• Given task:
Copy every line of the records below verbatim, without changing any character.
## BEGIN Provided information
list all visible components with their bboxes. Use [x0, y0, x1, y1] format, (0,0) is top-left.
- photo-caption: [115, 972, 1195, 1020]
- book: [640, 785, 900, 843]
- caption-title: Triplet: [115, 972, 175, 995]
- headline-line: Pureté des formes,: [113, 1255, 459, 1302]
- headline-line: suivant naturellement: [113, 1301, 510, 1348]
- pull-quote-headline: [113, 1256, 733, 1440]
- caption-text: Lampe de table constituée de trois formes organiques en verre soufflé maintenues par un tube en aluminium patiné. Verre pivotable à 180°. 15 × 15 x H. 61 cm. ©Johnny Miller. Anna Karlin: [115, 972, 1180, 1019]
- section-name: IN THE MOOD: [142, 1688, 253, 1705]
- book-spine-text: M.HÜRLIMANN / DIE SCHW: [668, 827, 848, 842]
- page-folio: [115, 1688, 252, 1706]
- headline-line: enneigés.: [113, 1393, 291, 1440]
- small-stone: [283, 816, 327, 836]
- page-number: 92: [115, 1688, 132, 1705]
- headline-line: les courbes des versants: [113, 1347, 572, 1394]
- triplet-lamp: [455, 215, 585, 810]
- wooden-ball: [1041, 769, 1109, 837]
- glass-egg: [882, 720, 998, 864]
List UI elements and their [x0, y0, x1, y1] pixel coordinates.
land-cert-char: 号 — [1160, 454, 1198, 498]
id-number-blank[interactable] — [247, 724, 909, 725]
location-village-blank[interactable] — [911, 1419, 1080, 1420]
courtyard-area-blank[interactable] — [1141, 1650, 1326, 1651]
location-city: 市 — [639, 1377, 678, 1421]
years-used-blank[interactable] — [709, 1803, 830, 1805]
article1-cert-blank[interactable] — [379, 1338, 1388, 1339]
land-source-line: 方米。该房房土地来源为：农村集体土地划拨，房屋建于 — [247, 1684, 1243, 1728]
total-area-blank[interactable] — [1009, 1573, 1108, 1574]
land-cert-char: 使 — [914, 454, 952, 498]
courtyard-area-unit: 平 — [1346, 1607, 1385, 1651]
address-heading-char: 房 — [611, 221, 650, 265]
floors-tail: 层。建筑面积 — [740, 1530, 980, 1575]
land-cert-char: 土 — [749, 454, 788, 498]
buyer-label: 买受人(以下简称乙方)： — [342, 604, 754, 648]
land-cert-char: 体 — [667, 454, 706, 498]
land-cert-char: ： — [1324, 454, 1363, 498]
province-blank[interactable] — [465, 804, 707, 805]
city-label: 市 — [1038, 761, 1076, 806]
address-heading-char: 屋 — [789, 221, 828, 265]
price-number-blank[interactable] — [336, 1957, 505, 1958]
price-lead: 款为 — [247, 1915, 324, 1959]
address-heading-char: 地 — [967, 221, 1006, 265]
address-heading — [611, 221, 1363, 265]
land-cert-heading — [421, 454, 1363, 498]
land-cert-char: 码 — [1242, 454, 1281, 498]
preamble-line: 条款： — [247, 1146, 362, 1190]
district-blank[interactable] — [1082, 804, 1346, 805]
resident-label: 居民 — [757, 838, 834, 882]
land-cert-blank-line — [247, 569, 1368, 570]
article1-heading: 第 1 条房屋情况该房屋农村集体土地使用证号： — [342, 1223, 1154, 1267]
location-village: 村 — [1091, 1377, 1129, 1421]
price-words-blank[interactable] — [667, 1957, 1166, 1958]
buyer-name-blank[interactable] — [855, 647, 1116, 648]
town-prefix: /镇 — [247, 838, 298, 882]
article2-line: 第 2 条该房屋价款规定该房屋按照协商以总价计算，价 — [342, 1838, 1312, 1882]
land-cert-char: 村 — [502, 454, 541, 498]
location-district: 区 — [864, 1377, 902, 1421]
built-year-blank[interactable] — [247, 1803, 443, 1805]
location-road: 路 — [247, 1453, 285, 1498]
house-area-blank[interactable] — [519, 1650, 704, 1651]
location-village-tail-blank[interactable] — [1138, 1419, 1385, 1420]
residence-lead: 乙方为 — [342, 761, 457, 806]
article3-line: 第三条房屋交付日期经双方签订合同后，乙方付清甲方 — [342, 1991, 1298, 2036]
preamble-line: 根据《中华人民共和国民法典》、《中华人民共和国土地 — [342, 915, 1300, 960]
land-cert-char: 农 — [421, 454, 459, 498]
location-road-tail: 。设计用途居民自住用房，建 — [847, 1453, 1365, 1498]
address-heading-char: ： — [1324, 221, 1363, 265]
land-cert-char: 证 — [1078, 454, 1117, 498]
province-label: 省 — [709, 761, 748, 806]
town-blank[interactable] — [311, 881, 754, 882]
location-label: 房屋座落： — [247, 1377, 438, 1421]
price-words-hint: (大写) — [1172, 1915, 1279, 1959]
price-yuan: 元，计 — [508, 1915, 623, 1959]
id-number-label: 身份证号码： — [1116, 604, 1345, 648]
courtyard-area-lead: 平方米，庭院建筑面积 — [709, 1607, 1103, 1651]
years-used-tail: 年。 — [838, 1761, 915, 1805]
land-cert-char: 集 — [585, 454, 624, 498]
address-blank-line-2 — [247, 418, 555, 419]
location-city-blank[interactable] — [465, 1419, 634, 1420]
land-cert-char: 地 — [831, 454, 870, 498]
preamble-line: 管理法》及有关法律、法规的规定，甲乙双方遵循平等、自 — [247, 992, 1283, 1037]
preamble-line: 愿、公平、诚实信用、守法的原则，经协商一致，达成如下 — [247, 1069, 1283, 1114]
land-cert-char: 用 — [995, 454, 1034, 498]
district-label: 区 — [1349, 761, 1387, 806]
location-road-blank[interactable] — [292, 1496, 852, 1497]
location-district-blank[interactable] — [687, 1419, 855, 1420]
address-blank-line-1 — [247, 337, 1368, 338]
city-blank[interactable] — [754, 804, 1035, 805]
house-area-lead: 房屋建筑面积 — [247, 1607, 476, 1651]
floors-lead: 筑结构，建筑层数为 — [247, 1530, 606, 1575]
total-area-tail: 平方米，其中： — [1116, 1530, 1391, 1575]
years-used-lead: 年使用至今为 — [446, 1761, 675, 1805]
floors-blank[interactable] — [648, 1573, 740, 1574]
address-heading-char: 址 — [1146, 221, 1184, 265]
## END Provided information
• Solution below:
list all visible components with their bboxes. Use [x0, y0, x1, y1] format, (0,0) is top-left.
- photo-caption: [115, 972, 1195, 1020]
- book: [640, 785, 900, 843]
- caption-title: Triplet: [115, 972, 175, 995]
- headline-line: Pureté des formes,: [113, 1255, 459, 1302]
- headline-line: suivant naturellement: [113, 1301, 510, 1348]
- pull-quote-headline: [113, 1256, 733, 1440]
- caption-text: Lampe de table constituée de trois formes organiques en verre soufflé maintenues par un tube en aluminium patiné. Verre pivotable à 180°. 15 × 15 x H. 61 cm. ©Johnny Miller. Anna Karlin: [115, 972, 1180, 1019]
- section-name: IN THE MOOD: [142, 1688, 253, 1705]
- book-spine-text: M.HÜRLIMANN / DIE SCHW: [668, 827, 848, 842]
- page-folio: [115, 1688, 252, 1706]
- headline-line: enneigés.: [113, 1393, 291, 1440]
- small-stone: [283, 816, 327, 836]
- page-number: 92: [115, 1688, 132, 1705]
- headline-line: les courbes des versants: [113, 1347, 572, 1394]
- triplet-lamp: [455, 215, 585, 810]
- wooden-ball: [1041, 769, 1109, 837]
- glass-egg: [882, 720, 998, 864]
List UI elements and their [x0, y0, x1, y1] pixel coordinates.
land-cert-char: 号 — [1160, 454, 1198, 498]
id-number-blank[interactable] — [247, 724, 909, 725]
location-village-blank[interactable] — [911, 1419, 1080, 1420]
courtyard-area-blank[interactable] — [1141, 1650, 1326, 1651]
location-city: 市 — [639, 1377, 678, 1421]
years-used-blank[interactable] — [709, 1803, 830, 1805]
article1-cert-blank[interactable] — [379, 1338, 1388, 1339]
land-source-line: 方米。该房房土地来源为：农村集体土地划拨，房屋建于 — [247, 1684, 1243, 1728]
total-area-blank[interactable] — [1009, 1573, 1108, 1574]
land-cert-char: 使 — [914, 454, 952, 498]
courtyard-area-unit: 平 — [1346, 1607, 1385, 1651]
address-heading-char: 房 — [611, 221, 650, 265]
floors-tail: 层。建筑面积 — [740, 1530, 980, 1575]
land-cert-char: 土 — [749, 454, 788, 498]
buyer-label: 买受人(以下简称乙方)： — [342, 604, 754, 648]
land-cert-char: 体 — [667, 454, 706, 498]
land-cert-char: ： — [1324, 454, 1363, 498]
province-blank[interactable] — [465, 804, 707, 805]
city-label: 市 — [1038, 761, 1076, 806]
address-heading-char: 屋 — [789, 221, 828, 265]
price-number-blank[interactable] — [336, 1957, 505, 1958]
price-lead: 款为 — [247, 1915, 324, 1959]
address-heading-char: 地 — [967, 221, 1006, 265]
address-heading — [611, 221, 1363, 265]
land-cert-heading — [421, 454, 1363, 498]
land-cert-char: 码 — [1242, 454, 1281, 498]
preamble-line: 条款： — [247, 1146, 362, 1190]
district-blank[interactable] — [1082, 804, 1346, 805]
resident-label: 居民 — [757, 838, 834, 882]
land-cert-blank-line — [247, 569, 1368, 570]
article1-heading: 第 1 条房屋情况该房屋农村集体土地使用证号： — [342, 1223, 1154, 1267]
location-village: 村 — [1091, 1377, 1129, 1421]
price-words-blank[interactable] — [667, 1957, 1166, 1958]
buyer-name-blank[interactable] — [855, 647, 1116, 648]
town-prefix: /镇 — [247, 838, 298, 882]
article2-line: 第 2 条该房屋价款规定该房屋按照协商以总价计算，价 — [342, 1838, 1312, 1882]
land-cert-char: 村 — [502, 454, 541, 498]
location-district: 区 — [864, 1377, 902, 1421]
built-year-blank[interactable] — [247, 1803, 443, 1805]
location-road: 路 — [247, 1453, 285, 1498]
house-area-blank[interactable] — [519, 1650, 704, 1651]
location-village-tail-blank[interactable] — [1138, 1419, 1385, 1420]
residence-lead: 乙方为 — [342, 761, 457, 806]
article3-line: 第三条房屋交付日期经双方签订合同后，乙方付清甲方 — [342, 1991, 1298, 2036]
preamble-line: 根据《中华人民共和国民法典》、《中华人民共和国土地 — [342, 915, 1300, 960]
land-cert-char: 农 — [421, 454, 459, 498]
location-road-tail: 。设计用途居民自住用房，建 — [847, 1453, 1365, 1498]
address-heading-char: ： — [1324, 221, 1363, 265]
land-cert-char: 证 — [1078, 454, 1117, 498]
province-label: 省 — [709, 761, 748, 806]
town-blank[interactable] — [311, 881, 754, 882]
location-label: 房屋座落： — [247, 1377, 438, 1421]
price-words-hint: (大写) — [1172, 1915, 1279, 1959]
price-yuan: 元，计 — [508, 1915, 623, 1959]
id-number-label: 身份证号码： — [1116, 604, 1345, 648]
courtyard-area-lead: 平方米，庭院建筑面积 — [709, 1607, 1103, 1651]
years-used-tail: 年。 — [838, 1761, 915, 1805]
land-cert-char: 集 — [585, 454, 624, 498]
address-blank-line-2 — [247, 418, 555, 419]
location-city-blank[interactable] — [465, 1419, 634, 1420]
land-cert-char: 地 — [831, 454, 870, 498]
preamble-line: 管理法》及有关法律、法规的规定，甲乙双方遵循平等、自 — [247, 992, 1283, 1037]
preamble-line: 愿、公平、诚实信用、守法的原则，经协商一致，达成如下 — [247, 1069, 1283, 1114]
land-cert-char: 用 — [995, 454, 1034, 498]
district-label: 区 — [1349, 761, 1387, 806]
location-road-blank[interactable] — [292, 1496, 852, 1497]
location-district-blank[interactable] — [687, 1419, 855, 1420]
address-blank-line-1 — [247, 337, 1368, 338]
city-blank[interactable] — [754, 804, 1035, 805]
house-area-lead: 房屋建筑面积 — [247, 1607, 476, 1651]
floors-lead: 筑结构，建筑层数为 — [247, 1530, 606, 1575]
total-area-tail: 平方米，其中： — [1116, 1530, 1391, 1575]
years-used-lead: 年使用至今为 — [446, 1761, 675, 1805]
floors-blank[interactable] — [648, 1573, 740, 1574]
address-heading-char: 址 — [1146, 221, 1184, 265]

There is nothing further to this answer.